- _Dataset items_
--------
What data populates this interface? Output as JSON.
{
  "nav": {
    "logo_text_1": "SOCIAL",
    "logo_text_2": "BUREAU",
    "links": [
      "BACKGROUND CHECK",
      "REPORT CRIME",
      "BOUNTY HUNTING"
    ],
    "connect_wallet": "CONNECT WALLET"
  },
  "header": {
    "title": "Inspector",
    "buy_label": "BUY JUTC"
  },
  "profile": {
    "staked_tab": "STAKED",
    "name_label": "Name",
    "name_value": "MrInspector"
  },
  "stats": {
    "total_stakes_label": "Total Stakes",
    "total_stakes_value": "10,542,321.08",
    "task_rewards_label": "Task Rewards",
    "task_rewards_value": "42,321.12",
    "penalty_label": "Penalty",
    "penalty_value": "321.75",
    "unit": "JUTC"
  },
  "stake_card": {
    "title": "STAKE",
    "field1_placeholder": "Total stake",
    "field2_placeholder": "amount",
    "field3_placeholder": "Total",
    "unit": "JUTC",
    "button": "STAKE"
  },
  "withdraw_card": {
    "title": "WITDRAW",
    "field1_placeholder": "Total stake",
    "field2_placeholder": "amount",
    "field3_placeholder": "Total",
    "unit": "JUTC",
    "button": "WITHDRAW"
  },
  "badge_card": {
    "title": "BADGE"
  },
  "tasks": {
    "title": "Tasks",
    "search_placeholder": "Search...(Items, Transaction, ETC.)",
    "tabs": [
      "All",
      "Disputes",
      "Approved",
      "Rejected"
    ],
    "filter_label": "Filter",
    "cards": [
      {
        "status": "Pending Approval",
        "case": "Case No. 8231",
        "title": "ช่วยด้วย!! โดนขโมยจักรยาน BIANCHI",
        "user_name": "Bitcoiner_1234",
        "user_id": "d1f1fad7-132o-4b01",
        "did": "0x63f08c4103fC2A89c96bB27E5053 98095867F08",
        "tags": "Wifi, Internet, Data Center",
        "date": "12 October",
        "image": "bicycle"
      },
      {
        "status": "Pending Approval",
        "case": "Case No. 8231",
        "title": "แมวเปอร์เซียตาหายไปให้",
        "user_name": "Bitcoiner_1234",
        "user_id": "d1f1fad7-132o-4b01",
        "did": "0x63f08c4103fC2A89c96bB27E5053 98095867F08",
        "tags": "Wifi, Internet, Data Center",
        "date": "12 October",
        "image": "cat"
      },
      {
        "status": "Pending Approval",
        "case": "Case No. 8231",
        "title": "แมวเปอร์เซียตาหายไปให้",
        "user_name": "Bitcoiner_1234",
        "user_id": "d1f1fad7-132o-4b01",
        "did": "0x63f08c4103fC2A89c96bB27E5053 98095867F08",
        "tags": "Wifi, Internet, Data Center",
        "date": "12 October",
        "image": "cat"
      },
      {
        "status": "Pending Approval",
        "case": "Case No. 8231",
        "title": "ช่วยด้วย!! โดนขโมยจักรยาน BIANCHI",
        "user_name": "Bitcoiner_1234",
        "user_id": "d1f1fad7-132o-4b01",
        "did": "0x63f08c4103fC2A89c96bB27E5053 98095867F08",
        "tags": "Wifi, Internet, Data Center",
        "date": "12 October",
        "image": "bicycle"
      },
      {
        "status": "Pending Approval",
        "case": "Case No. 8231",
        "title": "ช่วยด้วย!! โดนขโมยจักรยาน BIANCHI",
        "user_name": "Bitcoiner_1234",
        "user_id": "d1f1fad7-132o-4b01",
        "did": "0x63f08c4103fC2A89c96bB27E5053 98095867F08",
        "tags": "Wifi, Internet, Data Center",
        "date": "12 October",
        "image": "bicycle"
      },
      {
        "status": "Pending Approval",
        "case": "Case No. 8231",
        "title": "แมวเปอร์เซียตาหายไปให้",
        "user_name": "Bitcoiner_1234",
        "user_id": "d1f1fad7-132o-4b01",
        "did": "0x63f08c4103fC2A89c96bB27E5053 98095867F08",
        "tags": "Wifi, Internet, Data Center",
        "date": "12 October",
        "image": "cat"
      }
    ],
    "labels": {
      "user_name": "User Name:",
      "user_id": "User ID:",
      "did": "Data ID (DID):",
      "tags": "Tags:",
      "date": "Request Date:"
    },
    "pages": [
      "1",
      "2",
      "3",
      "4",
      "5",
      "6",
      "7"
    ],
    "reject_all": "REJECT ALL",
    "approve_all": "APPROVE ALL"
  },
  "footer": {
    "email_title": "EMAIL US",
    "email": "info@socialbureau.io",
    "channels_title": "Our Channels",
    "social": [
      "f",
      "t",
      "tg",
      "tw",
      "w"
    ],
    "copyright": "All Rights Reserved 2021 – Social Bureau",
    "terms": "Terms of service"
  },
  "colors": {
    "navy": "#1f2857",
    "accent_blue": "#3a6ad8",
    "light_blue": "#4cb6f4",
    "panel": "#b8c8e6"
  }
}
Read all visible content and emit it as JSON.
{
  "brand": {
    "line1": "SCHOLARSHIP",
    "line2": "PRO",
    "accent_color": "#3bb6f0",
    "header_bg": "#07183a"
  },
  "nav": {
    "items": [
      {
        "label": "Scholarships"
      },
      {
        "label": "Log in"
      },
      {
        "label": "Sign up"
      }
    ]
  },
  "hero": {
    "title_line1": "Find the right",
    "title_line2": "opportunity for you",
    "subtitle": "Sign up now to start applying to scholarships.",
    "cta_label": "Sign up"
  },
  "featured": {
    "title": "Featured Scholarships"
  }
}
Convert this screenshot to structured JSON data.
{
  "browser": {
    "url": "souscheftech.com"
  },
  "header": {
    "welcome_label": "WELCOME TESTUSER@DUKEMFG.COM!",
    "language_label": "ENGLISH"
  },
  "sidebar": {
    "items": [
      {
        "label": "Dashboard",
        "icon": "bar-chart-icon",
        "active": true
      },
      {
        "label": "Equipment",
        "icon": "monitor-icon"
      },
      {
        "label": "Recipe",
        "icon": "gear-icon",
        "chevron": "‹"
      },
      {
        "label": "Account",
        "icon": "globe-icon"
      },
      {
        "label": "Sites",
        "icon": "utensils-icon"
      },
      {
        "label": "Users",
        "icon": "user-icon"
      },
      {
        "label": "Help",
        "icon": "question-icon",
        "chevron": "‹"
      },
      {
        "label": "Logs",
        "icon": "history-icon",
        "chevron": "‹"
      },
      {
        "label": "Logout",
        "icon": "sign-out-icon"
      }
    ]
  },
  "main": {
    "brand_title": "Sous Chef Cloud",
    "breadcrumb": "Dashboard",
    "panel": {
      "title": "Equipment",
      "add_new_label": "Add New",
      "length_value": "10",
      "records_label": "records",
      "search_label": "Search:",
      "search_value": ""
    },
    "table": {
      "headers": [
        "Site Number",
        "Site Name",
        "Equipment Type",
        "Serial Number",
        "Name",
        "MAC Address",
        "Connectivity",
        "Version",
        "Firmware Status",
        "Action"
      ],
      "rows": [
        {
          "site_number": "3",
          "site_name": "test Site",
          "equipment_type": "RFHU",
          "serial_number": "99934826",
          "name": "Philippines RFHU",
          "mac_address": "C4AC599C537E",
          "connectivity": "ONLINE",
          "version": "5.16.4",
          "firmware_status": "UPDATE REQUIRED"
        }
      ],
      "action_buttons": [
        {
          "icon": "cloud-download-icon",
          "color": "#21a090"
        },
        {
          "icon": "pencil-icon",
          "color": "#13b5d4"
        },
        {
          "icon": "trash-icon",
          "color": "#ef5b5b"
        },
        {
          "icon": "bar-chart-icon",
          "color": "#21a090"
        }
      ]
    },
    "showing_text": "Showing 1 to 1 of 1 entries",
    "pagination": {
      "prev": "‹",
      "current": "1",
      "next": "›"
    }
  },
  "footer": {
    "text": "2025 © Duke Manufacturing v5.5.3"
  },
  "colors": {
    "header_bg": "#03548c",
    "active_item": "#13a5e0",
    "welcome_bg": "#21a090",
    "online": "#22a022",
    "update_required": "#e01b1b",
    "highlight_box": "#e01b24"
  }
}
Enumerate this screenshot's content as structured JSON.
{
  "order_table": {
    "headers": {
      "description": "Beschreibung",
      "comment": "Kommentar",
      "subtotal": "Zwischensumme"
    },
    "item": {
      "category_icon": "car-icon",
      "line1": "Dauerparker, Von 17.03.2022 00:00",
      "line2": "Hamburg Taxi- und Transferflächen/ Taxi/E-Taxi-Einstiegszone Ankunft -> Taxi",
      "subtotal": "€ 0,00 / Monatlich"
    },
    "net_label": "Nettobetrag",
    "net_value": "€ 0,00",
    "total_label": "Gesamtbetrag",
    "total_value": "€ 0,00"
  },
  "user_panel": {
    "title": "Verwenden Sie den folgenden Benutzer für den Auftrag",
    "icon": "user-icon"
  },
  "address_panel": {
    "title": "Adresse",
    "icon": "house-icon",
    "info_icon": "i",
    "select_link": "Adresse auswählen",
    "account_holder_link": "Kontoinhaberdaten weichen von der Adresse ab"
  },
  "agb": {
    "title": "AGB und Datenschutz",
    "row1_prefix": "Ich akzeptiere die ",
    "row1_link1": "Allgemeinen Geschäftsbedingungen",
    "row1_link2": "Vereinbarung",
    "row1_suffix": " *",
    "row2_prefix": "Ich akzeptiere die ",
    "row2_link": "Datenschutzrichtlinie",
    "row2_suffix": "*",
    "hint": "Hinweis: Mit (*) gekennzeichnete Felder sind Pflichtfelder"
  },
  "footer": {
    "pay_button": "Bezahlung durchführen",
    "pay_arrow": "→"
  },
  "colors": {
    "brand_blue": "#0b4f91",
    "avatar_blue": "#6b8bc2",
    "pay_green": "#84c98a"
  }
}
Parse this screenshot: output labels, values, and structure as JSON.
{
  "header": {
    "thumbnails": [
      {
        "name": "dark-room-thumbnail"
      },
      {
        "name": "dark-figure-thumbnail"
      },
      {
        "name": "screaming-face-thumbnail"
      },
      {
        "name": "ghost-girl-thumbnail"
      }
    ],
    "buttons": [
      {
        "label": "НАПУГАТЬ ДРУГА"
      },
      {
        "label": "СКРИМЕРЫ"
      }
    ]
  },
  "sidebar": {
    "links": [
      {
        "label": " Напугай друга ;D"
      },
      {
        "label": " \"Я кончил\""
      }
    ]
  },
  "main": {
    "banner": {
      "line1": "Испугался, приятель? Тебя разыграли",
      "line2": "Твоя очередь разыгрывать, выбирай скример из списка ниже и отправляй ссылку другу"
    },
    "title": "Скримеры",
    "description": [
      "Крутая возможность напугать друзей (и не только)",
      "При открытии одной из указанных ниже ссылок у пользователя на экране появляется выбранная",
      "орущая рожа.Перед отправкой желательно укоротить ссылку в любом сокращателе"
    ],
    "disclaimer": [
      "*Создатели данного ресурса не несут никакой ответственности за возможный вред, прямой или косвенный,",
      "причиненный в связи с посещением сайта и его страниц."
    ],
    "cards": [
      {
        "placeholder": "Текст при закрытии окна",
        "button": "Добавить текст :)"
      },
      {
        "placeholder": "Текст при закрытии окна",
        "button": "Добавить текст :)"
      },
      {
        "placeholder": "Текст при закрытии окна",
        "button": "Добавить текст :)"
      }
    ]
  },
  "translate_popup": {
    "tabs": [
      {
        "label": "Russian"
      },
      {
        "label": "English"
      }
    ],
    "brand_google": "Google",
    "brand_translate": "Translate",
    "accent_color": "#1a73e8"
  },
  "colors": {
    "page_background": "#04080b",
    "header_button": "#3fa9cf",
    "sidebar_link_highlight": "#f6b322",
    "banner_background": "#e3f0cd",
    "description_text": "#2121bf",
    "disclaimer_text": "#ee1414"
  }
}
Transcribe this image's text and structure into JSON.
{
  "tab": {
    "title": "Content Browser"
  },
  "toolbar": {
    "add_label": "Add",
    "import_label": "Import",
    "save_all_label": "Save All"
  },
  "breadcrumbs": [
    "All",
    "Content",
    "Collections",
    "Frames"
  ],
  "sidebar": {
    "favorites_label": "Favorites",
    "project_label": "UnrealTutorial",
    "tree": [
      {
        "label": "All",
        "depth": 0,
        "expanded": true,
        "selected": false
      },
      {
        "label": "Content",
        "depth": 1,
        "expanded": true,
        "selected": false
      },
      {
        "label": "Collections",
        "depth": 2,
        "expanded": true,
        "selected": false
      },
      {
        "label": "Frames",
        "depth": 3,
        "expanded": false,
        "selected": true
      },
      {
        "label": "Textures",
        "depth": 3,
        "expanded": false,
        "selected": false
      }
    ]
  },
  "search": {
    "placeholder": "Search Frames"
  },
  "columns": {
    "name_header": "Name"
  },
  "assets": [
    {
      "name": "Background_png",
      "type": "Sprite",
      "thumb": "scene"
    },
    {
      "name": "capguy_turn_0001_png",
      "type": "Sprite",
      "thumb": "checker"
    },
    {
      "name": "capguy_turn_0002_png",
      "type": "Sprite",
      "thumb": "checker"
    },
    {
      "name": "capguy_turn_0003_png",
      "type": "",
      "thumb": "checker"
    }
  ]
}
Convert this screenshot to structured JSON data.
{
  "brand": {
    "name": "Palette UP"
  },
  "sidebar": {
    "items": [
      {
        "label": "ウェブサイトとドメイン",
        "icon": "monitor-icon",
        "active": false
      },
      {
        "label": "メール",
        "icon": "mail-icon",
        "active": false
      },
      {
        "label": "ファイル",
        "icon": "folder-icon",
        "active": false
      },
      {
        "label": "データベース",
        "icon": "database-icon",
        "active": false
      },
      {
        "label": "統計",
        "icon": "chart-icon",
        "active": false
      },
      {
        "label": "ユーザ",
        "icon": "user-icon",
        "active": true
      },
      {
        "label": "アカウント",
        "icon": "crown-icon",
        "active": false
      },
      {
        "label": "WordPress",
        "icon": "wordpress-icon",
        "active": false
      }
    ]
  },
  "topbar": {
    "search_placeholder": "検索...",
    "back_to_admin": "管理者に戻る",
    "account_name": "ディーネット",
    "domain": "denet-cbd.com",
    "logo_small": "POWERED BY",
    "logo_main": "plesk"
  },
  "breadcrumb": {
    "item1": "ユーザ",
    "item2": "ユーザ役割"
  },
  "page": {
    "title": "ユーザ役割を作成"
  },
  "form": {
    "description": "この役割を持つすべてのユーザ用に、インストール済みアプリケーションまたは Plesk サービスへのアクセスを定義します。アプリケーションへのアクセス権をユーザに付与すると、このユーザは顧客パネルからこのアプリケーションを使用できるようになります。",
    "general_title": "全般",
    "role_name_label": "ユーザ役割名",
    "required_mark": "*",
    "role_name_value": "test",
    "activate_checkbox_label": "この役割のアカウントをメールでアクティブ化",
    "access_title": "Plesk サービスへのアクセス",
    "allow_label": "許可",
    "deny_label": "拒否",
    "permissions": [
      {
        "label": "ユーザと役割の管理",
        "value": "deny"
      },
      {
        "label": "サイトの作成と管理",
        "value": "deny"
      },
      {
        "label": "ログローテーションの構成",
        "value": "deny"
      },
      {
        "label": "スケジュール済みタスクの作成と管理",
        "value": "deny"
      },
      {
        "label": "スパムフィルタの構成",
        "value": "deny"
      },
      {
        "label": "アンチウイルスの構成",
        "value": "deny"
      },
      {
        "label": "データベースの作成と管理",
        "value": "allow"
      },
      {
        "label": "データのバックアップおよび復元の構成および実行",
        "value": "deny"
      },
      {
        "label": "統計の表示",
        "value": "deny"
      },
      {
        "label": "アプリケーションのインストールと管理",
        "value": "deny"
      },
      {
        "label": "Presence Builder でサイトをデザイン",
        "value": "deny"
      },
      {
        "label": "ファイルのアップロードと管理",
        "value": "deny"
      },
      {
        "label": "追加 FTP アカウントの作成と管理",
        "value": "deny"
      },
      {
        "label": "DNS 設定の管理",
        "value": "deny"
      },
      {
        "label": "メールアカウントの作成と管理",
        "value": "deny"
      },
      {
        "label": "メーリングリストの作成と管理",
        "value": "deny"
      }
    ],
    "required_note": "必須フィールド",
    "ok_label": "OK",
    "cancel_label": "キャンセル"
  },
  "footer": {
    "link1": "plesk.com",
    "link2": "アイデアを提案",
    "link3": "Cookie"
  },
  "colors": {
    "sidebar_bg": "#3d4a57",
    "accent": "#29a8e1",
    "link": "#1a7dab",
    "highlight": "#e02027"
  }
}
--------
- _The exercise_
In the entries above, locate every line with the word "JUTC" and copy it.

- _The solution_
    "buy_label": "BUY JUTC"
    "unit": "JUTC"
    "unit": "JUTC",
    "unit": "JUTC",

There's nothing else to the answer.